## WHAT YOU HAVE TO DO
Do any lines in the data below contain "void"? If so, copy every one of them.
[START OF PROVIDED RECORDS]
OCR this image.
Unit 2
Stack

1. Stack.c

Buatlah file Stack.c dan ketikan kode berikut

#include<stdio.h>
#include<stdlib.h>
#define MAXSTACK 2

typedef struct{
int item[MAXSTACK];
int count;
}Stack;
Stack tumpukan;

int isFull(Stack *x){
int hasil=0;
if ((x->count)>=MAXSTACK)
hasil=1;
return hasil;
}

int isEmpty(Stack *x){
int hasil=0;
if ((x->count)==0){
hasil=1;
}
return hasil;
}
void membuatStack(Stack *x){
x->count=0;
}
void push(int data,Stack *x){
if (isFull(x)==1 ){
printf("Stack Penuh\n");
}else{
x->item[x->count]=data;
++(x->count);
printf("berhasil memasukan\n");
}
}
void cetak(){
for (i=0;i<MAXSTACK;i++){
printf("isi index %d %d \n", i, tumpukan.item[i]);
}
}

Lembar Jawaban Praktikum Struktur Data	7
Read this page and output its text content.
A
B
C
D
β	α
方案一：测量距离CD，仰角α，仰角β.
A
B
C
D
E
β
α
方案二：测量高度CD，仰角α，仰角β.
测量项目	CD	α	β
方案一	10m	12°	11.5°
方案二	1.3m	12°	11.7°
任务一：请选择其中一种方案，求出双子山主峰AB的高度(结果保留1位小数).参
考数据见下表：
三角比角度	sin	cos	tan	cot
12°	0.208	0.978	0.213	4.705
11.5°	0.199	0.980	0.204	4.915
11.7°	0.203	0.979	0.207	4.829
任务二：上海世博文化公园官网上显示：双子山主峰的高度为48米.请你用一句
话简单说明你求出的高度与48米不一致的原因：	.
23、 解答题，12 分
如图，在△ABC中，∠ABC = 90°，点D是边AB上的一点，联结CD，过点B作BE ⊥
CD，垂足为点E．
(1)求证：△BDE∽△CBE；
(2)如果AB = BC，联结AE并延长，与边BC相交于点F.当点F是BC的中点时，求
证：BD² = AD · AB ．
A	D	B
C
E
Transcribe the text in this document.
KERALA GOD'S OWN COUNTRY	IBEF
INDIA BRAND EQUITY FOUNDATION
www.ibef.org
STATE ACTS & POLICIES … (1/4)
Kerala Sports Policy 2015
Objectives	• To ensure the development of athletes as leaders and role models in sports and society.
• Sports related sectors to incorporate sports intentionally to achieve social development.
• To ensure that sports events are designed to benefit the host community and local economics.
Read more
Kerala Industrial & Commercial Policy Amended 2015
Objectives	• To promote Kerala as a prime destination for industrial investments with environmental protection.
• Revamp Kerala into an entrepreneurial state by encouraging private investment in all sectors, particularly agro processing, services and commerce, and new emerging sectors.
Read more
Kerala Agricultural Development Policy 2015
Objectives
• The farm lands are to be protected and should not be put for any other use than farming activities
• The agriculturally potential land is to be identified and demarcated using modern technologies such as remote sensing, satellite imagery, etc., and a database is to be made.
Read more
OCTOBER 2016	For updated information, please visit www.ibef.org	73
[END OF PROVIDED RECORDS]
## FINISHED ANSWER
void membuatStack(Stack *x){
void push(int data,Stack *x){
void cetak(){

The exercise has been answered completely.